** START GIVEN INFORMATION **

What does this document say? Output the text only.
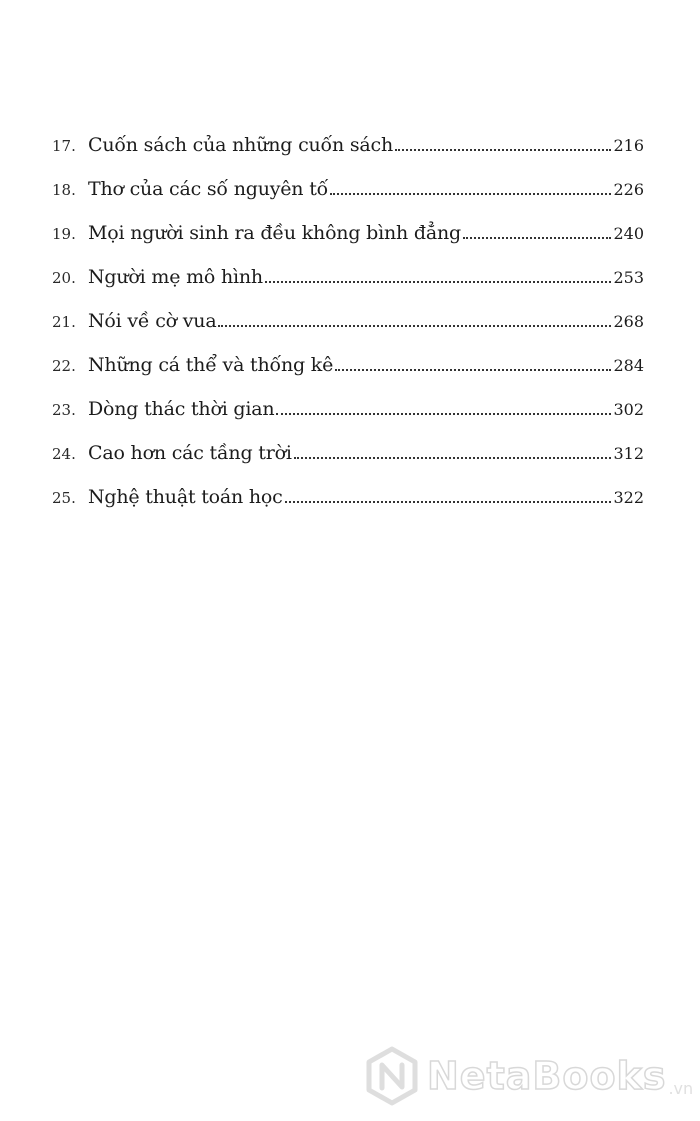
17. Cuốn sách của những cuốn sách	216
18. Thơ của các số nguyên tố	226
19. Mọi người sinh ra đều không bình đẳng	240
20. Người mẹ mô hình	253
21. Nói về cờ vua	268
22. Những cá thể và thống kê	284
23. Dòng thác thời gian	302
24. Cao hơn các tầng trời	312
25. Nghệ thuật toán học	322
NetaBooks .vn
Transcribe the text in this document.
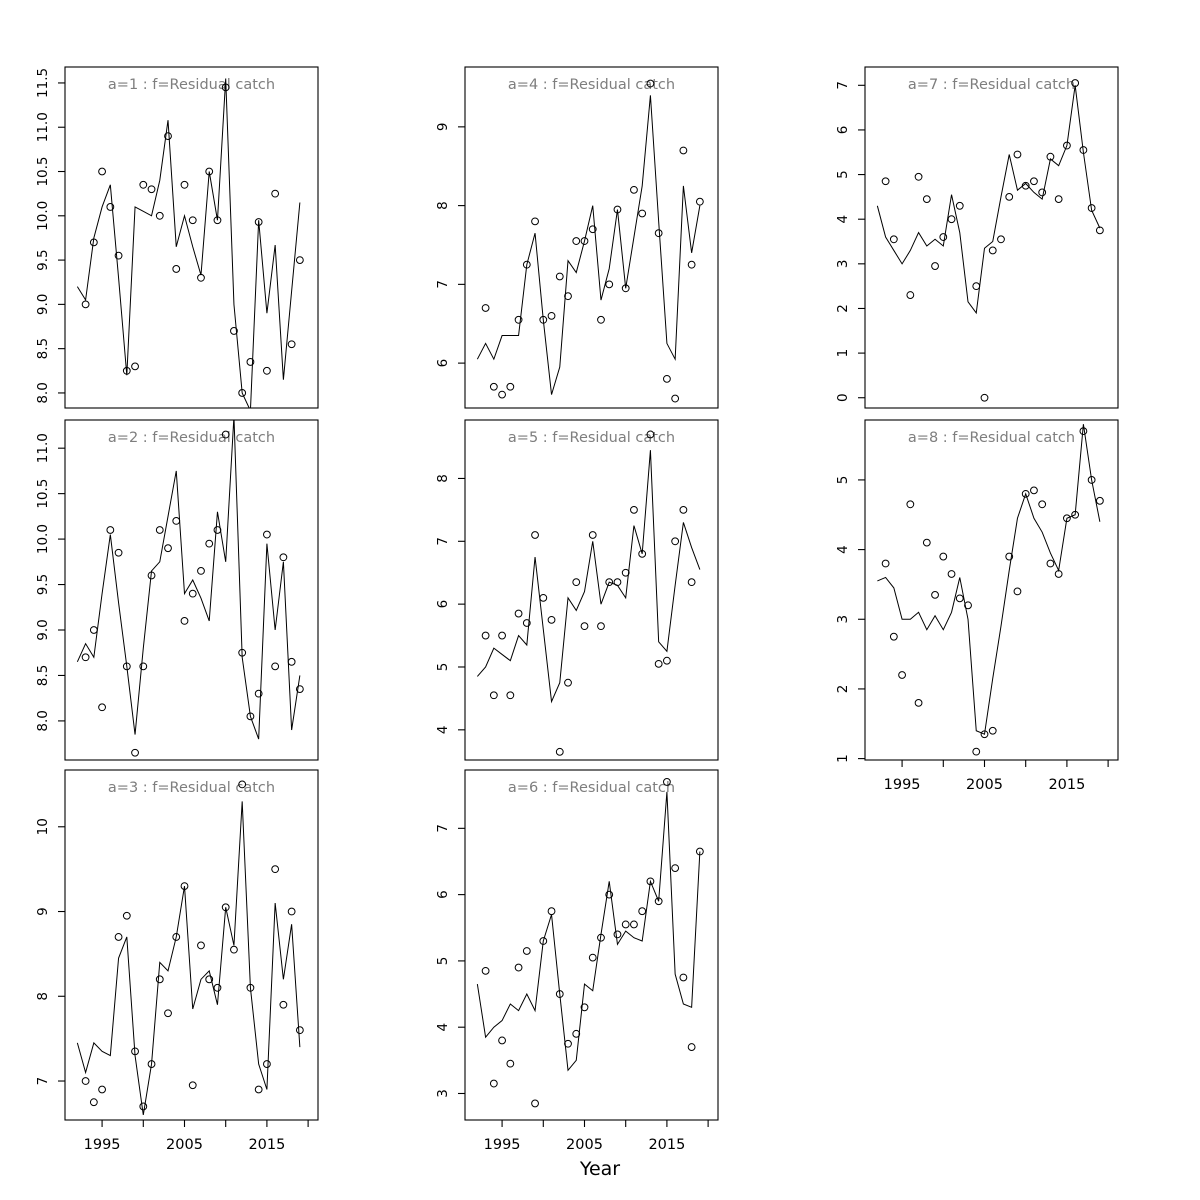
a=1 : f=Residual catch
8.0
8.5
9.0
9.5
10.0
10.5
11.0
11.5
a=2 : f=Residual catch
8.0
8.5
9.0
9.5
10.0
10.5
11.0
a=3 : f=Residual catch
7
8
9
10
1995	2005	2015
a=4 : f=Residual catch
6
7
8
9
a=5 : f=Residual catch
4
5
6
7
8
a=6 : f=Residual catch
3
4
5
6
7
1995	2005	2015
a=7 : f=Residual catch
0
1
2
3
4
5
6
7
a=8 : f=Residual catch
1
2
3
4
5
1995	2005	2015
Year
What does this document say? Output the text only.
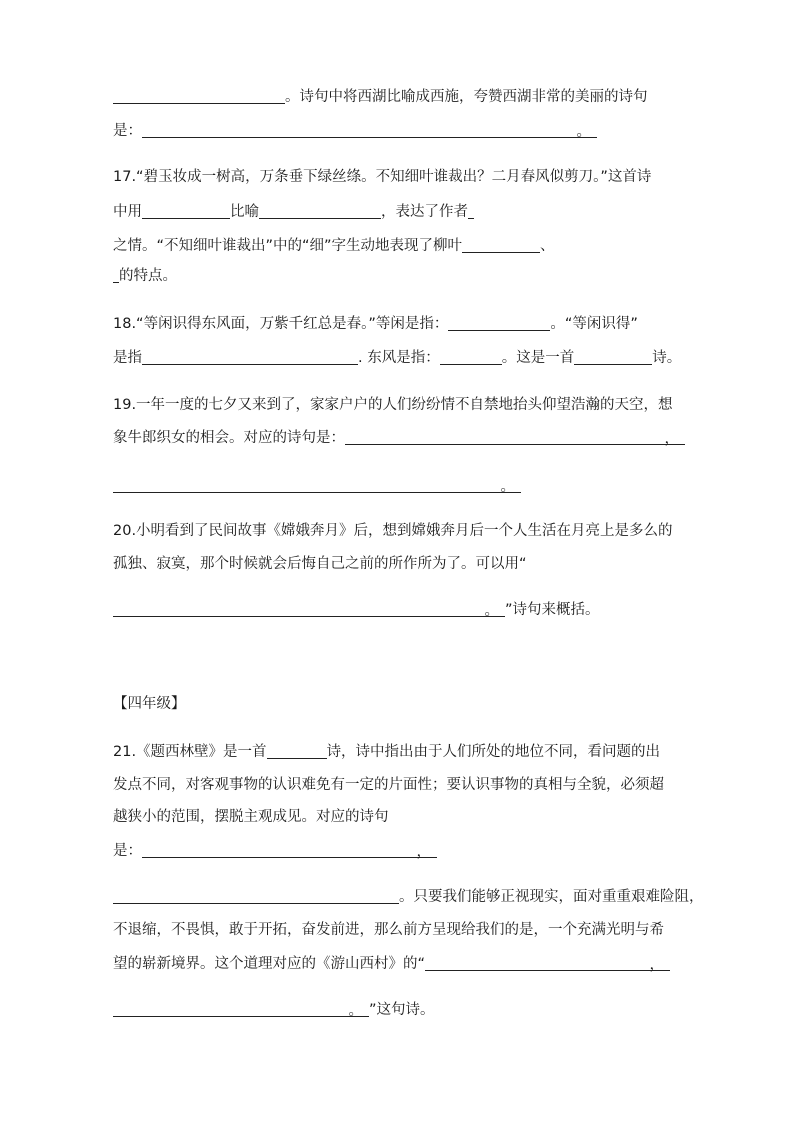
。诗句中将西湖比喻成西施，夸赞西湖非常的美丽的诗句
是：	。
17.“碧玉妆成一树高，万条垂下绿丝绦。不知细叶谁裁出？二月春风似剪刀。”这首诗
中用	比喻	，表达了作者
之情。“不知细叶谁裁出”中的“细”字生动地表现了柳叶	、
的特点。
18.“等闲识得东风面，万紫千红总是春。”等闲是指：	。“等闲识得”
是指	. 东风是指：	。这是一首	诗。
19.一年一度的七夕又来到了，家家户户的人们纷纷情不自禁地抬头仰望浩瀚的天空，想
象牛郎织女的相会。对应的诗句是：	，
。
20.小明看到了民间故事《嫦娥奔月》后，想到嫦娥奔月后一个人生活在月亮上是多么的
孤独、寂寞，那个时候就会后悔自己之前的所作所为了。可以用“
。 ”诗句来概括。
【四年级】
21.《题西林壁》是一首	诗，诗中指出由于人们所处的地位不同，看问题的出
发点不同，对客观事物的认识难免有一定的片面性；要认识事物的真相与全貌，必须超
越狭小的范围，摆脱主观成见。对应的诗句
是：	，
。只要我们能够正视现实，面对重重艰难险阻，
不退缩，不畏惧，敢于开拓，奋发前进，那么前方呈现给我们的是，一个充满光明与希
望的崭新境界。这个道理对应的《游山西村》的“	，
。 ”这句诗。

** END GIVEN INFORMATION **

= TASK INSTRUCTIONS =
Without including any pictures, print all of the material exactly as given.

= RESULT FOR THIS EXERCISE =
What does this document say? Output the text only.
17. Cuốn sách của những cuốn sách	216
18. Thơ của các số nguyên tố	226
19. Mọi người sinh ra đều không bình đẳng	240
20. Người mẹ mô hình	253
21. Nói về cờ vua	268
22. Những cá thể và thống kê	284
23. Dòng thác thời gian	302
24. Cao hơn các tầng trời	312
25. Nghệ thuật toán học	322
NetaBooks .vn
Transcribe the text in this document.
a=1 : f=Residual catch
8.0
8.5
9.0
9.5
10.0
10.5
11.0
11.5
a=2 : f=Residual catch
8.0
8.5
9.0
9.5
10.0
10.5
11.0
a=3 : f=Residual catch
7
8
9
10
1995	2005	2015
a=4 : f=Residual catch
6
7
8
9
a=5 : f=Residual catch
4
5
6
7
8
a=6 : f=Residual catch
3
4
5
6
7
1995	2005	2015
a=7 : f=Residual catch
0
1
2
3
4
5
6
7
a=8 : f=Residual catch
1
2
3
4
5
1995	2005	2015
Year
What does this document say? Output the text only.
。诗句中将西湖比喻成西施，夸赞西湖非常的美丽的诗句
是：	。
17.“碧玉妆成一树高，万条垂下绿丝绦。不知细叶谁裁出？二月春风似剪刀。”这首诗
中用	比喻	，表达了作者
之情。“不知细叶谁裁出”中的“细”字生动地表现了柳叶	、
的特点。
18.“等闲识得东风面，万紫千红总是春。”等闲是指：	。“等闲识得”
是指	. 东风是指：	。这是一首	诗。
19.一年一度的七夕又来到了，家家户户的人们纷纷情不自禁地抬头仰望浩瀚的天空，想
象牛郎织女的相会。对应的诗句是：	，
。
20.小明看到了民间故事《嫦娥奔月》后，想到嫦娥奔月后一个人生活在月亮上是多么的
孤独、寂寞，那个时候就会后悔自己之前的所作所为了。可以用“
。 ”诗句来概括。
【四年级】
21.《题西林壁》是一首	诗，诗中指出由于人们所处的地位不同，看问题的出
发点不同，对客观事物的认识难免有一定的片面性；要认识事物的真相与全貌，必须超
越狭小的范围，摆脱主观成见。对应的诗句
是：	，
。只要我们能够正视现实，面对重重艰难险阻，
不退缩，不畏惧，敢于开拓，奋发前进，那么前方呈现给我们的是，一个充满光明与希
望的崭新境界。这个道理对应的《游山西村》的“	，
。 ”这句诗。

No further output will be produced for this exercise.